*Challenge*.
Provide the number of lines containing the word "HIES", and nothing else.

== Supplied records ==

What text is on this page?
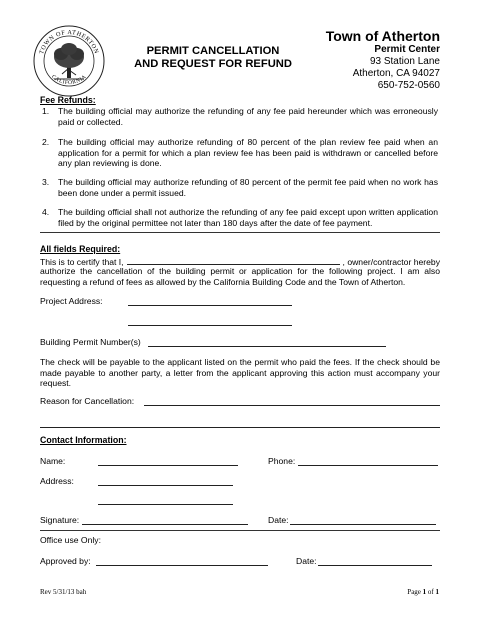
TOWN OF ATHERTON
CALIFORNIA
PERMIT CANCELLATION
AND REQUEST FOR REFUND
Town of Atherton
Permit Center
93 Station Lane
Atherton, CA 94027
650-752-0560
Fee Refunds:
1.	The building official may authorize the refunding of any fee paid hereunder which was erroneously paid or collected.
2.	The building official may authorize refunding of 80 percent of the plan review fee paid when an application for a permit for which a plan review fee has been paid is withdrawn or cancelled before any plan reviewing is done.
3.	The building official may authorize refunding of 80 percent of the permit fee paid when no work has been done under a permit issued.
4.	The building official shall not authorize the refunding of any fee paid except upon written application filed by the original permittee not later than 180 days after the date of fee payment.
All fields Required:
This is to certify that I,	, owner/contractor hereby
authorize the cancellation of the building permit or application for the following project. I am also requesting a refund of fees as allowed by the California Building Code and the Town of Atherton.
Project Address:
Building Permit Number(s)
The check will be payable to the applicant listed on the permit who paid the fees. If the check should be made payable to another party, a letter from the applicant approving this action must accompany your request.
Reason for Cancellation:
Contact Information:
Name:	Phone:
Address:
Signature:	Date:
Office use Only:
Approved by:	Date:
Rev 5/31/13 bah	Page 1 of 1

===
== Supplied records ==

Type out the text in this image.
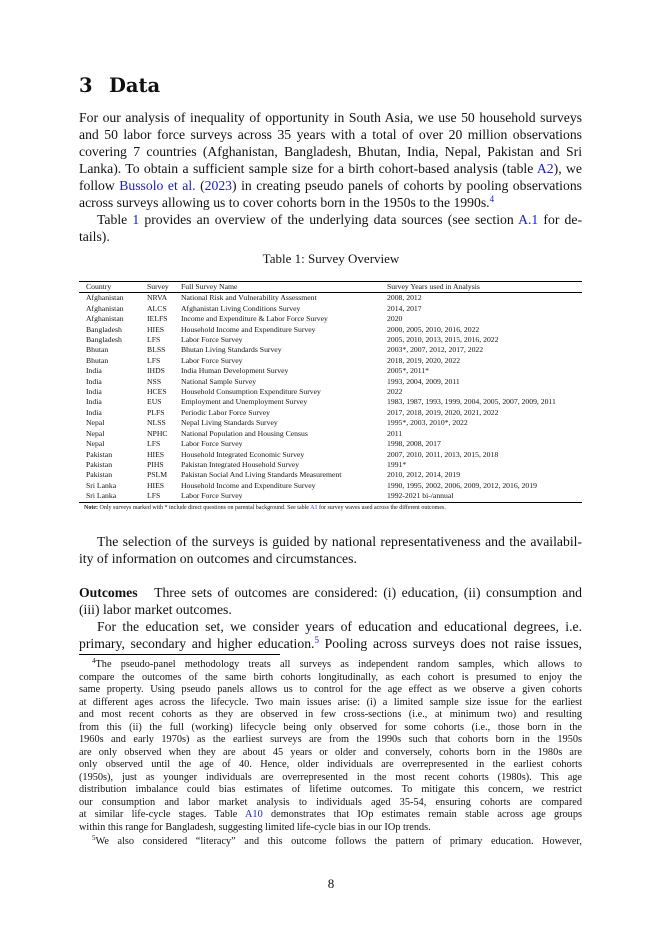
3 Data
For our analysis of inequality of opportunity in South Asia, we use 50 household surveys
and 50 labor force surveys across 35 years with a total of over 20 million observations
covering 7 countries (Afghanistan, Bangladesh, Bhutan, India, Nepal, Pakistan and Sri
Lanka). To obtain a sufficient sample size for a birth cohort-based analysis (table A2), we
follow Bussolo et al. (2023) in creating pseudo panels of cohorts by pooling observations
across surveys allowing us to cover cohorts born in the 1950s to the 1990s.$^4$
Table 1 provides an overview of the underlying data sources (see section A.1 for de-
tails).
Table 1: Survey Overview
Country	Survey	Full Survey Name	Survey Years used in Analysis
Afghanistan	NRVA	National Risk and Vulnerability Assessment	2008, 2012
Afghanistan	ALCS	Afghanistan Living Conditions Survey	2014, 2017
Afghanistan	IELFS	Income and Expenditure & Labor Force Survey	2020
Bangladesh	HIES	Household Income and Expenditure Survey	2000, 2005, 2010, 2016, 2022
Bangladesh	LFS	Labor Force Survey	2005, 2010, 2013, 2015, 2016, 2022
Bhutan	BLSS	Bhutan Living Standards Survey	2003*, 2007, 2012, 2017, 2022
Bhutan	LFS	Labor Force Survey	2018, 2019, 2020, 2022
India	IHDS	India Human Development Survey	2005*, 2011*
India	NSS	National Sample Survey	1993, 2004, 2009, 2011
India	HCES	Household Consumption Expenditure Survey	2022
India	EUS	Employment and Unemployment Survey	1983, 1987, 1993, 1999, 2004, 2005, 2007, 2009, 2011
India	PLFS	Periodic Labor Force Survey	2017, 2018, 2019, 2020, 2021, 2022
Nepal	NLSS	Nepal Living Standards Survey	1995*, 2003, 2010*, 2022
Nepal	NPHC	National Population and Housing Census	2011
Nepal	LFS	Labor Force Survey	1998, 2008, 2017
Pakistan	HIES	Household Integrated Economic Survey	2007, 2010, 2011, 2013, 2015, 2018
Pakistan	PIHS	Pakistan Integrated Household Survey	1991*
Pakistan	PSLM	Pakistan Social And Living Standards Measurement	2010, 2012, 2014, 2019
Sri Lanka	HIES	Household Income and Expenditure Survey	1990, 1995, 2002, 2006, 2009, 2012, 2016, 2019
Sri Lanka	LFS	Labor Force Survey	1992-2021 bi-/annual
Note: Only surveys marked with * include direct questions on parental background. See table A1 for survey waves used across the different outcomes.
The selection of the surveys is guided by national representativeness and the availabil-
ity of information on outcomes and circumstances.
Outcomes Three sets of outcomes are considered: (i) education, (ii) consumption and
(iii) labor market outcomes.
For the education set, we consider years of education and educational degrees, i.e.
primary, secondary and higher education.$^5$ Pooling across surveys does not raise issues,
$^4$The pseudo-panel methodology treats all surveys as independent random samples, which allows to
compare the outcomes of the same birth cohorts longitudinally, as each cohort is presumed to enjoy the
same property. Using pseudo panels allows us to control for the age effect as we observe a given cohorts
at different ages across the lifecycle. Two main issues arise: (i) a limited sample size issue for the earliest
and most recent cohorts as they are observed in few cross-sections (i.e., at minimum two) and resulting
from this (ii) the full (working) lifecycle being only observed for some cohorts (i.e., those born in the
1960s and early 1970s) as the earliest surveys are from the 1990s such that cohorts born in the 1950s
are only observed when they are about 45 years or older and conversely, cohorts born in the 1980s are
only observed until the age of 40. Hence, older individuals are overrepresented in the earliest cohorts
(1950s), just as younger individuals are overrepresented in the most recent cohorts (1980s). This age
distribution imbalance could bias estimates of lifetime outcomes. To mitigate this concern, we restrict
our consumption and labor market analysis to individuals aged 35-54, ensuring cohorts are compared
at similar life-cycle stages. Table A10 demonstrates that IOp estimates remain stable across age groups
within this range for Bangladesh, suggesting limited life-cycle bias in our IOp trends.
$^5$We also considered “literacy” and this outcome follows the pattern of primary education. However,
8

===
== Supplied records ==

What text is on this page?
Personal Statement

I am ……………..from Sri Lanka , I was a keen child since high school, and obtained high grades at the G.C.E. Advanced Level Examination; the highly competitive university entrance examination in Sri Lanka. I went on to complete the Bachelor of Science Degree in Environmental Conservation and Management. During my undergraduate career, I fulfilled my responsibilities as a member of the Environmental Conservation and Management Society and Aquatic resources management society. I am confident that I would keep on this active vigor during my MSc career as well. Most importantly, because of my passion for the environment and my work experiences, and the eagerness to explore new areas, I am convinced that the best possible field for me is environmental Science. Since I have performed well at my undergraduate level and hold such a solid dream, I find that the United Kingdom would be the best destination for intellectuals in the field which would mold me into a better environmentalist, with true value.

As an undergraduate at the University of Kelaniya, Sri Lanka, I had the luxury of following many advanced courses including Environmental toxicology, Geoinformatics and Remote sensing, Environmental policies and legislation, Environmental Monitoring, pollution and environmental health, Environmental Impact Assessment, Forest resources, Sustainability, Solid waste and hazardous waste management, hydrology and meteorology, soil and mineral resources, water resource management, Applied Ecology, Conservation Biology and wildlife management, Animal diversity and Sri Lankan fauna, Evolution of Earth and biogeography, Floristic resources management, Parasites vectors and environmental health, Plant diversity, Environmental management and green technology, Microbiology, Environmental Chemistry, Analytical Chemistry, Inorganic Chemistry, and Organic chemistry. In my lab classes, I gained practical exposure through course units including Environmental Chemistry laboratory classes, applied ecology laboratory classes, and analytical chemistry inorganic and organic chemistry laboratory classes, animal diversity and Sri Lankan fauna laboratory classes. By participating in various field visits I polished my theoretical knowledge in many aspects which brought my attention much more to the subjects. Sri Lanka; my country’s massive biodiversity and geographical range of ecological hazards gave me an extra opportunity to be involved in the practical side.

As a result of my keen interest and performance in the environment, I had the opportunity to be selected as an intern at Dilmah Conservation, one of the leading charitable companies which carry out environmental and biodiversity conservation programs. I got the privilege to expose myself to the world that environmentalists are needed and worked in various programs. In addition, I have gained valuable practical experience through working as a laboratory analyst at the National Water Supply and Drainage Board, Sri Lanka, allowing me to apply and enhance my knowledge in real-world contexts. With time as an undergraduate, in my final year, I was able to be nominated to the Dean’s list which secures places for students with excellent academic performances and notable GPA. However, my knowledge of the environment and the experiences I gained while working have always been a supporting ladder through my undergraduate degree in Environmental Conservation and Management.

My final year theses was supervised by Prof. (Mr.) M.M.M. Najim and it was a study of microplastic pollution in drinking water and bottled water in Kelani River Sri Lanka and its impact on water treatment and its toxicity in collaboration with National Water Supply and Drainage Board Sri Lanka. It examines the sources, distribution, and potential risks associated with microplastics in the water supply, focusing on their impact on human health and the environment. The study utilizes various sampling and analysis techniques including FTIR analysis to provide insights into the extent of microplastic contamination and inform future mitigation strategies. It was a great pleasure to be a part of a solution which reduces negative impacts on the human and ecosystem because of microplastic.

===

*Solution to this task*.
3